WHAT THIS TASK INVOLVES
Below are the records; collect from them each line containing the string "Ebit".
[Begin RECORDS FOR THE EXERCISE]
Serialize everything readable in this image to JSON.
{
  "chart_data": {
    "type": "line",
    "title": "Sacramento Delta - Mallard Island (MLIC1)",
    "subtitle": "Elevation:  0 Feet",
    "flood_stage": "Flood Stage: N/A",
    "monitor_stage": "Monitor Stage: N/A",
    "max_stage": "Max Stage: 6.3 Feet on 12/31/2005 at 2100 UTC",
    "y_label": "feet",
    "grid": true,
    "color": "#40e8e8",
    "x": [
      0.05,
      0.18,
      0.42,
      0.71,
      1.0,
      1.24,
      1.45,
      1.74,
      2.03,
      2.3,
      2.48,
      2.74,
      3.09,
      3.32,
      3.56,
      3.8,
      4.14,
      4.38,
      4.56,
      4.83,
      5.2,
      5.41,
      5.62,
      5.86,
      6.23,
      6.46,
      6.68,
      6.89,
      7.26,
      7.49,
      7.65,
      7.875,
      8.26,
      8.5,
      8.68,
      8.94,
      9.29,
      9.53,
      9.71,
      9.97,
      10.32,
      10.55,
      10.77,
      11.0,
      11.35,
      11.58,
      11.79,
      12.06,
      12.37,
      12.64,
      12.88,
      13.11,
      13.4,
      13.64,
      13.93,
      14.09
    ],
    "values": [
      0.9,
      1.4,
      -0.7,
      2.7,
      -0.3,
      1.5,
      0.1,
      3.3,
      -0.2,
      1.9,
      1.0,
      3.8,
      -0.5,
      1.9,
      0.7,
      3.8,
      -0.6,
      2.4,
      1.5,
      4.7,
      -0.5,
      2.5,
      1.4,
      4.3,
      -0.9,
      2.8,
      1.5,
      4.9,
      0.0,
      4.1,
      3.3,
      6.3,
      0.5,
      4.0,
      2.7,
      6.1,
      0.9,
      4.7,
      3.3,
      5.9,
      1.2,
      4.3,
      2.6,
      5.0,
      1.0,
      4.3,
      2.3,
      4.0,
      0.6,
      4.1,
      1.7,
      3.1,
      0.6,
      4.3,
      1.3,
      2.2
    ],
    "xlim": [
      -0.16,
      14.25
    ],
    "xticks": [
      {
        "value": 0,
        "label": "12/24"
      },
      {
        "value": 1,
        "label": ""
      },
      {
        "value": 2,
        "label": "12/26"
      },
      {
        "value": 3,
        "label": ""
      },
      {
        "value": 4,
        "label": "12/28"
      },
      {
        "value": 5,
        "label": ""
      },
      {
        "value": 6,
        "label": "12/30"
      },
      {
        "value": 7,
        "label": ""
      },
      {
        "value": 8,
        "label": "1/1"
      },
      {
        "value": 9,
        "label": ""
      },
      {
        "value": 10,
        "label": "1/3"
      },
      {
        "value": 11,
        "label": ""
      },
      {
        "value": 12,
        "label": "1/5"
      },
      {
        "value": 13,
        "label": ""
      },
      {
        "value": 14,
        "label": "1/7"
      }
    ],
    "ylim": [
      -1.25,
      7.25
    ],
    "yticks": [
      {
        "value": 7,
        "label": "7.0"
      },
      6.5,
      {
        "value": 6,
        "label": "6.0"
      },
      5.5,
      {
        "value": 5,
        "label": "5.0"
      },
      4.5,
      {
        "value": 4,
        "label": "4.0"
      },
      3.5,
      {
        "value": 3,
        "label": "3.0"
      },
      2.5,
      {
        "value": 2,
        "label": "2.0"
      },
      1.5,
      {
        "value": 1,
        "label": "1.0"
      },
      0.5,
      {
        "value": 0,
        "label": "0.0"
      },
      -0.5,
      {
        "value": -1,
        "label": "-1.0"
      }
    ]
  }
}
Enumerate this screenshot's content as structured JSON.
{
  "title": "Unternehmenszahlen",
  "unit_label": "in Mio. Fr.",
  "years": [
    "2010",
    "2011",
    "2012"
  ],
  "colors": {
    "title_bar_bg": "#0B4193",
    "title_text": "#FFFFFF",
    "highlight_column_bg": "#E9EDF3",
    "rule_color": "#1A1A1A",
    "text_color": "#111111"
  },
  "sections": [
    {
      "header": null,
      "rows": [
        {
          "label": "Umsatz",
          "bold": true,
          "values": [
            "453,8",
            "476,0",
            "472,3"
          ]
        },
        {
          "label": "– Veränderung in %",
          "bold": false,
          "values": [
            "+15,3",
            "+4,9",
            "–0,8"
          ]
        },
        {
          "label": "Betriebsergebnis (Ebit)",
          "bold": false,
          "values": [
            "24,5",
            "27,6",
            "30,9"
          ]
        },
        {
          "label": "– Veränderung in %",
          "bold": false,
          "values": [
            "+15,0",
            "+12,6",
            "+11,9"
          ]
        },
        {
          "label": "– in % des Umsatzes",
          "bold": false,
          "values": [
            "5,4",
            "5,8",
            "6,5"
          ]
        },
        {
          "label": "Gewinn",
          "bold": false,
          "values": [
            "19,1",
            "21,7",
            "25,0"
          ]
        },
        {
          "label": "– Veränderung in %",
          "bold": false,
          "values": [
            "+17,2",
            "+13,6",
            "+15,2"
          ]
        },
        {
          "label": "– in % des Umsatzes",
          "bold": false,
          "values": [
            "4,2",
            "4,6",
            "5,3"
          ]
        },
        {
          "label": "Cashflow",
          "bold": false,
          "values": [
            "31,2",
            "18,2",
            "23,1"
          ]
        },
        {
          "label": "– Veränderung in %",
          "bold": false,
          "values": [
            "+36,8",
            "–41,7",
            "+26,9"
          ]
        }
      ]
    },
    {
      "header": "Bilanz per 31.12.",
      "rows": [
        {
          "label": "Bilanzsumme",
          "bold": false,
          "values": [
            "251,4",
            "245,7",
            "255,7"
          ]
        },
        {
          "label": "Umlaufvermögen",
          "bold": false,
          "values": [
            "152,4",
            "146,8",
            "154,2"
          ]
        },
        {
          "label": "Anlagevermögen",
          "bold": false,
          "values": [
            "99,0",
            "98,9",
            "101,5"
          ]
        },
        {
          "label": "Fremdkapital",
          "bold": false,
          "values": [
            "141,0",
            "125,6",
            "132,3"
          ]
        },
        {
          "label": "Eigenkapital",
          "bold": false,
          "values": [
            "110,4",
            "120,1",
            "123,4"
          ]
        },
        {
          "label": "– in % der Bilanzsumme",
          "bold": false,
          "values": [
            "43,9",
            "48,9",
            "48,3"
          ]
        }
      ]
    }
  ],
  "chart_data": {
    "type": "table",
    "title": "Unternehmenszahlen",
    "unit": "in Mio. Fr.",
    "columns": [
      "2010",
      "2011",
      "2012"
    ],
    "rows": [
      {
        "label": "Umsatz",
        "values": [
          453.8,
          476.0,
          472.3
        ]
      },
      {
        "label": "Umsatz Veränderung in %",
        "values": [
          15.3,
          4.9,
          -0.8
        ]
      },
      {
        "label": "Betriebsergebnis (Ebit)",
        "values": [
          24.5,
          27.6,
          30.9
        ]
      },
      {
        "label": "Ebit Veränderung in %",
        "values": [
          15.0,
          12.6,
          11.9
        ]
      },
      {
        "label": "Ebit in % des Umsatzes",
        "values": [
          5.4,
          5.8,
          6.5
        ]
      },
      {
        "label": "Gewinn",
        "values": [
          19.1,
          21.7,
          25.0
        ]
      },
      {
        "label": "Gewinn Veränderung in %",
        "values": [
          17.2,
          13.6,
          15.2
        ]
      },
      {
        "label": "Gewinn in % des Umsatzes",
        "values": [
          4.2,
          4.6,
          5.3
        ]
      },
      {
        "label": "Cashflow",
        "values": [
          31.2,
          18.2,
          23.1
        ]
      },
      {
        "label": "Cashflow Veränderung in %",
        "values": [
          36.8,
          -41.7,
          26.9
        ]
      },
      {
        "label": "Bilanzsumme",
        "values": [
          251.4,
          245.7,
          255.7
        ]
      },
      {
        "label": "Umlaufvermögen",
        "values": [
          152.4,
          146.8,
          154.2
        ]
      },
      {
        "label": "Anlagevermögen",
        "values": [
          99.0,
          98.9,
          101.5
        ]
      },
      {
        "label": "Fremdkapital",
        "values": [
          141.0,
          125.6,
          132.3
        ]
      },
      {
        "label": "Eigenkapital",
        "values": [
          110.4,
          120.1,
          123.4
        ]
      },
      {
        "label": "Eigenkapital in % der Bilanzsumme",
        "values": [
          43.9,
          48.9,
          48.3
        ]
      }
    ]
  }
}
[End RECORDS FOR THE EXERCISE]
EXERCISE OUTPUT
          "label": "Betriebsergebnis (Ebit)",
        "label": "Betriebsergebnis (Ebit)",
        "label": "Ebit Veränderung in %",
        "label": "Ebit in % des Umsatzes",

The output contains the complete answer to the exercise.